**Data to process**
☆ ☆ ☆ ☆ ☆ ☆ ☆

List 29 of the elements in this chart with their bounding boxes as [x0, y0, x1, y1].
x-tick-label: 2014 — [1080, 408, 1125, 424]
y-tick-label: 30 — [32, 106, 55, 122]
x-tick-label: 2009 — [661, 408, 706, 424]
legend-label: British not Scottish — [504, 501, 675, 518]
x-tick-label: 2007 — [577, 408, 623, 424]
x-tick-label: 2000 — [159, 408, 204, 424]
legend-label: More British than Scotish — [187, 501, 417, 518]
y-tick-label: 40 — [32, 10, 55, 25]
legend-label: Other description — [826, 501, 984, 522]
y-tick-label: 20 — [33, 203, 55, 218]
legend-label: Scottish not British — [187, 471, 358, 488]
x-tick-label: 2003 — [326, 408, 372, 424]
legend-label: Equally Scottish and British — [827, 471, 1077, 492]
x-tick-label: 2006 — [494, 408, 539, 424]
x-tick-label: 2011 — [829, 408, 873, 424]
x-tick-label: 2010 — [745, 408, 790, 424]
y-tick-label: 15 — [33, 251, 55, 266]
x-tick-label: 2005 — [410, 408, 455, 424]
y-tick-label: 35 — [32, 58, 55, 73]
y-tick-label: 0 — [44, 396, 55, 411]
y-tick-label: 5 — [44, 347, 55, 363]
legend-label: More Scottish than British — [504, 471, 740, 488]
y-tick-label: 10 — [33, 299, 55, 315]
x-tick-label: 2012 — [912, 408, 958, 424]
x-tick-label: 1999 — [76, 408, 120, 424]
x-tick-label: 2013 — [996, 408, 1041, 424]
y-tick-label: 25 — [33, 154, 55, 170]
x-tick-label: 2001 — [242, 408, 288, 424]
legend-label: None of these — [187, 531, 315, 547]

☆ ☆ ☆ ☆ ☆ ☆ ☆

**Goal**
Print the full listing above again, line for line, with every character unchanged.

**Completed task**
List 29 of the elements in this chart with their bounding boxes as [x0, y0, x1, y1].
x-tick-label: 2014 — [1080, 408, 1125, 424]
y-tick-label: 30 — [32, 106, 55, 122]
x-tick-label: 2009 — [661, 408, 706, 424]
legend-label: British not Scottish — [504, 501, 675, 518]
x-tick-label: 2007 — [577, 408, 623, 424]
x-tick-label: 2000 — [159, 408, 204, 424]
legend-label: More British than Scotish — [187, 501, 417, 518]
y-tick-label: 40 — [32, 10, 55, 25]
legend-label: Other description — [826, 501, 984, 522]
y-tick-label: 20 — [33, 203, 55, 218]
legend-label: Scottish not British — [187, 471, 358, 488]
x-tick-label: 2003 — [326, 408, 372, 424]
legend-label: Equally Scottish and British — [827, 471, 1077, 492]
x-tick-label: 2006 — [494, 408, 539, 424]
x-tick-label: 2011 — [829, 408, 873, 424]
x-tick-label: 2010 — [745, 408, 790, 424]
y-tick-label: 15 — [33, 251, 55, 266]
x-tick-label: 2005 — [410, 408, 455, 424]
y-tick-label: 35 — [32, 58, 55, 73]
y-tick-label: 0 — [44, 396, 55, 411]
y-tick-label: 5 — [44, 347, 55, 363]
legend-label: More Scottish than British — [504, 471, 740, 488]
y-tick-label: 10 — [33, 299, 55, 315]
x-tick-label: 2012 — [912, 408, 958, 424]
x-tick-label: 1999 — [76, 408, 120, 424]
x-tick-label: 2013 — [996, 408, 1041, 424]
y-tick-label: 25 — [33, 154, 55, 170]
x-tick-label: 2001 — [242, 408, 288, 424]
legend-label: None of these — [187, 531, 315, 547]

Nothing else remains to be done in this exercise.